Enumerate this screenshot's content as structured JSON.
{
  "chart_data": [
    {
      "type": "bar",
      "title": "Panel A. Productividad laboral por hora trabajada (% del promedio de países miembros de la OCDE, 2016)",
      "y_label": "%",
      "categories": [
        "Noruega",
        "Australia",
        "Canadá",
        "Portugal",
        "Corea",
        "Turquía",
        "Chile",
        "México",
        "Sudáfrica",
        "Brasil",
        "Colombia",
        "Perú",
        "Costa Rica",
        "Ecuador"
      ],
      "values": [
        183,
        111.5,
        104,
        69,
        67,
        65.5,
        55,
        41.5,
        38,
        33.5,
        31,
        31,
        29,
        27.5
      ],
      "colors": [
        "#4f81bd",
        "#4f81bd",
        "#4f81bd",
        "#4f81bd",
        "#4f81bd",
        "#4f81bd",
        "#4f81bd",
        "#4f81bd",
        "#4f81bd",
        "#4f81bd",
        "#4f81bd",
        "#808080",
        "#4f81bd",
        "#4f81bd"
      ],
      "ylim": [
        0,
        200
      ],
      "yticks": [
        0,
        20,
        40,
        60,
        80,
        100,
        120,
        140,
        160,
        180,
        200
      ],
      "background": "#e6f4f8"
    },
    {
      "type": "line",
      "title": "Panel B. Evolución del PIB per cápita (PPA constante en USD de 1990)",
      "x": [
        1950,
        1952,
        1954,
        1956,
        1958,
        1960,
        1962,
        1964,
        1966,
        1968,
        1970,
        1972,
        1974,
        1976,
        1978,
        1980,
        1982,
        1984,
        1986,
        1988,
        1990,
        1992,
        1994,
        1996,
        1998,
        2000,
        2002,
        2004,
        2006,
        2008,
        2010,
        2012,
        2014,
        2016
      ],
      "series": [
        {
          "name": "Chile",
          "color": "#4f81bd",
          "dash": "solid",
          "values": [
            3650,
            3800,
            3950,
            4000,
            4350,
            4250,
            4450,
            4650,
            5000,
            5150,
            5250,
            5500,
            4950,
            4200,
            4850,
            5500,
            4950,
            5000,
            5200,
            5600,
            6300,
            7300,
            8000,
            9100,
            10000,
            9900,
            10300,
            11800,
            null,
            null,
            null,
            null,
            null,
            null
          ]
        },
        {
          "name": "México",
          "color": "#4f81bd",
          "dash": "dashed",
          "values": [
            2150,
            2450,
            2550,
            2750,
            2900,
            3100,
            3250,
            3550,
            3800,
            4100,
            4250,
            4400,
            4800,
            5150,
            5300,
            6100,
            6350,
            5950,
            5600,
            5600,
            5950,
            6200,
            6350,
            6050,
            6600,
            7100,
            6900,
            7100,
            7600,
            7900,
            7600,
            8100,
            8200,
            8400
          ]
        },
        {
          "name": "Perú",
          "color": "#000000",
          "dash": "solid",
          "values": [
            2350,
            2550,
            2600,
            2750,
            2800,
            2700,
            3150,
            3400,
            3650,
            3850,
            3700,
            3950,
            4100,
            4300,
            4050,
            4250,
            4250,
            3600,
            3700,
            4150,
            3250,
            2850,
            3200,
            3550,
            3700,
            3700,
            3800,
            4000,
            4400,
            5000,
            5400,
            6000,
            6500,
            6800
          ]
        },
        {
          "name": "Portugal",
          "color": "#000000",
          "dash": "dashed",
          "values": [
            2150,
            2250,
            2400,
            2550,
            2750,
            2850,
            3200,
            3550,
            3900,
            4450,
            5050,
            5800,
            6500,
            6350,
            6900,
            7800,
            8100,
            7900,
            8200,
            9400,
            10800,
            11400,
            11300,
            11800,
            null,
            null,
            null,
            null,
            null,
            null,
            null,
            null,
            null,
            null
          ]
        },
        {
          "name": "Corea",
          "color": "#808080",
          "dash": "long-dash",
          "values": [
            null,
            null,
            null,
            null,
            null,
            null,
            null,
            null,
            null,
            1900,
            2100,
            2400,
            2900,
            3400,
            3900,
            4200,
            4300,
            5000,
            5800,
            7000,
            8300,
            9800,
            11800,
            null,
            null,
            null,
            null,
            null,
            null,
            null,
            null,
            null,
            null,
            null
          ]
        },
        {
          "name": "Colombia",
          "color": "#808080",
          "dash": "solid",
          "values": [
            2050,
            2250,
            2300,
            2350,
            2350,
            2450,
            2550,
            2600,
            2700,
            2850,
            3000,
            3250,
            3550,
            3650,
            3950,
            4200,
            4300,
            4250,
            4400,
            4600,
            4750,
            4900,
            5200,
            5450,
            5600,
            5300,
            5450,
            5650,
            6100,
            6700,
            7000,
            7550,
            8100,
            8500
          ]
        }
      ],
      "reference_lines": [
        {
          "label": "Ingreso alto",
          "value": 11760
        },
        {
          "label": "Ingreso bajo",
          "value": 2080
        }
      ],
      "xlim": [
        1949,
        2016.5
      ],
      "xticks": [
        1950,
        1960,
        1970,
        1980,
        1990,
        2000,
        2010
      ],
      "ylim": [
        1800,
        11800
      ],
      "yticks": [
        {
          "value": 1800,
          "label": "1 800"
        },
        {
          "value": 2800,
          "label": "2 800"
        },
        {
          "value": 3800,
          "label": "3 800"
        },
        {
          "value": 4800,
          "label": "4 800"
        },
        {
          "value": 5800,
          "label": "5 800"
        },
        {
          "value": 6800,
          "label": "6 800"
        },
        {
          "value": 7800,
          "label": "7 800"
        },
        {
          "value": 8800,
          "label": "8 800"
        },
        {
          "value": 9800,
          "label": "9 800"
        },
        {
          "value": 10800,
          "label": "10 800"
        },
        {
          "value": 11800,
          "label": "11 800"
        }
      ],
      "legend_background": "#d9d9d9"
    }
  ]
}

### [DO THIS]
Would you write down every record again, exactly?

### [WORKED ANSWER]
Enumerate this screenshot's content as structured JSON.
{
  "chart_data": [
    {
      "type": "bar",
      "title": "Panel A. Productividad laboral por hora trabajada (% del promedio de países miembros de la OCDE, 2016)",
      "y_label": "%",
      "categories": [
        "Noruega",
        "Australia",
        "Canadá",
        "Portugal",
        "Corea",
        "Turquía",
        "Chile",
        "México",
        "Sudáfrica",
        "Brasil",
        "Colombia",
        "Perú",
        "Costa Rica",
        "Ecuador"
      ],
      "values": [
        183,
        111.5,
        104,
        69,
        67,
        65.5,
        55,
        41.5,
        38,
        33.5,
        31,
        31,
        29,
        27.5
      ],
      "colors": [
        "#4f81bd",
        "#4f81bd",
        "#4f81bd",
        "#4f81bd",
        "#4f81bd",
        "#4f81bd",
        "#4f81bd",
        "#4f81bd",
        "#4f81bd",
        "#4f81bd",
        "#4f81bd",
        "#808080",
        "#4f81bd",
        "#4f81bd"
      ],
      "ylim": [
        0,
        200
      ],
      "yticks": [
        0,
        20,
        40,
        60,
        80,
        100,
        120,
        140,
        160,
        180,
        200
      ],
      "background": "#e6f4f8"
    },
    {
      "type": "line",
      "title": "Panel B. Evolución del PIB per cápita (PPA constante en USD de 1990)",
      "x": [
        1950,
        1952,
        1954,
        1956,
        1958,
        1960,
        1962,
        1964,
        1966,
        1968,
        1970,
        1972,
        1974,
        1976,
        1978,
        1980,
        1982,
        1984,
        1986,
        1988,
        1990,
        1992,
        1994,
        1996,
        1998,
        2000,
        2002,
        2004,
        2006,
        2008,
        2010,
        2012,
        2014,
        2016
      ],
      "series": [
        {
          "name": "Chile",
          "color": "#4f81bd",
          "dash": "solid",
          "values": [
            3650,
            3800,
            3950,
            4000,
            4350,
            4250,
            4450,
            4650,
            5000,
            5150,
            5250,
            5500,
            4950,
            4200,
            4850,
            5500,
            4950,
            5000,
            5200,
            5600,
            6300,
            7300,
            8000,
            9100,
            10000,
            9900,
            10300,
            11800,
            null,
            null,
            null,
            null,
            null,
            null
          ]
        },
        {
          "name": "México",
          "color": "#4f81bd",
          "dash": "dashed",
          "values": [
            2150,
            2450,
            2550,
            2750,
            2900,
            3100,
            3250,
            3550,
            3800,
            4100,
            4250,
            4400,
            4800,
            5150,
            5300,
            6100,
            6350,
            5950,
            5600,
            5600,
            5950,
            6200,
            6350,
            6050,
            6600,
            7100,
            6900,
            7100,
            7600,
            7900,
            7600,
            8100,
            8200,
            8400
          ]
        },
        {
          "name": "Perú",
          "color": "#000000",
          "dash": "solid",
          "values": [
            2350,
            2550,
            2600,
            2750,
            2800,
            2700,
            3150,
            3400,
            3650,
            3850,
            3700,
            3950,
            4100,
            4300,
            4050,
            4250,
            4250,
            3600,
            3700,
            4150,
            3250,
            2850,
            3200,
            3550,
            3700,
            3700,
            3800,
            4000,
            4400,
            5000,
            5400,
            6000,
            6500,
            6800
          ]
        },
        {
          "name": "Portugal",
          "color": "#000000",
          "dash": "dashed",
          "values": [
            2150,
            2250,
            2400,
            2550,
            2750,
            2850,
            3200,
            3550,
            3900,
            4450,
            5050,
            5800,
            6500,
            6350,
            6900,
            7800,
            8100,
            7900,
            8200,
            9400,
            10800,
            11400,
            11300,
            11800,
            null,
            null,
            null,
            null,
            null,
            null,
            null,
            null,
            null,
            null
          ]
        },
        {
          "name": "Corea",
          "color": "#808080",
          "dash": "long-dash",
          "values": [
            null,
            null,
            null,
            null,
            null,
            null,
            null,
            null,
            null,
            1900,
            2100,
            2400,
            2900,
            3400,
            3900,
            4200,
            4300,
            5000,
            5800,
            7000,
            8300,
            9800,
            11800,
            null,
            null,
            null,
            null,
            null,
            null,
            null,
            null,
            null,
            null,
            null
          ]
        },
        {
          "name": "Colombia",
          "color": "#808080",
          "dash": "solid",
          "values": [
            2050,
            2250,
            2300,
            2350,
            2350,
            2450,
            2550,
            2600,
            2700,
            2850,
            3000,
            3250,
            3550,
            3650,
            3950,
            4200,
            4300,
            4250,
            4400,
            4600,
            4750,
            4900,
            5200,
            5450,
            5600,
            5300,
            5450,
            5650,
            6100,
            6700,
            7000,
            7550,
            8100,
            8500
          ]
        }
      ],
      "reference_lines": [
        {
          "label": "Ingreso alto",
          "value": 11760
        },
        {
          "label": "Ingreso bajo",
          "value": 2080
        }
      ],
      "xlim": [
        1949,
        2016.5
      ],
      "xticks": [
        1950,
        1960,
        1970,
        1980,
        1990,
        2000,
        2010
      ],
      "ylim": [
        1800,
        11800
      ],
      "yticks": [
        {
          "value": 1800,
          "label": "1 800"
        },
        {
          "value": 2800,
          "label": "2 800"
        },
        {
          "value": 3800,
          "label": "3 800"
        },
        {
          "value": 4800,
          "label": "4 800"
        },
        {
          "value": 5800,
          "label": "5 800"
        },
        {
          "value": 6800,
          "label": "6 800"
        },
        {
          "value": 7800,
          "label": "7 800"
        },
        {
          "value": 8800,
          "label": "8 800"
        },
        {
          "value": 9800,
          "label": "9 800"
        },
        {
          "value": 10800,
          "label": "10 800"
        },
        {
          "value": 11800,
          "label": "11 800"
        }
      ],
      "legend_background": "#d9d9d9"
    }
  ]
}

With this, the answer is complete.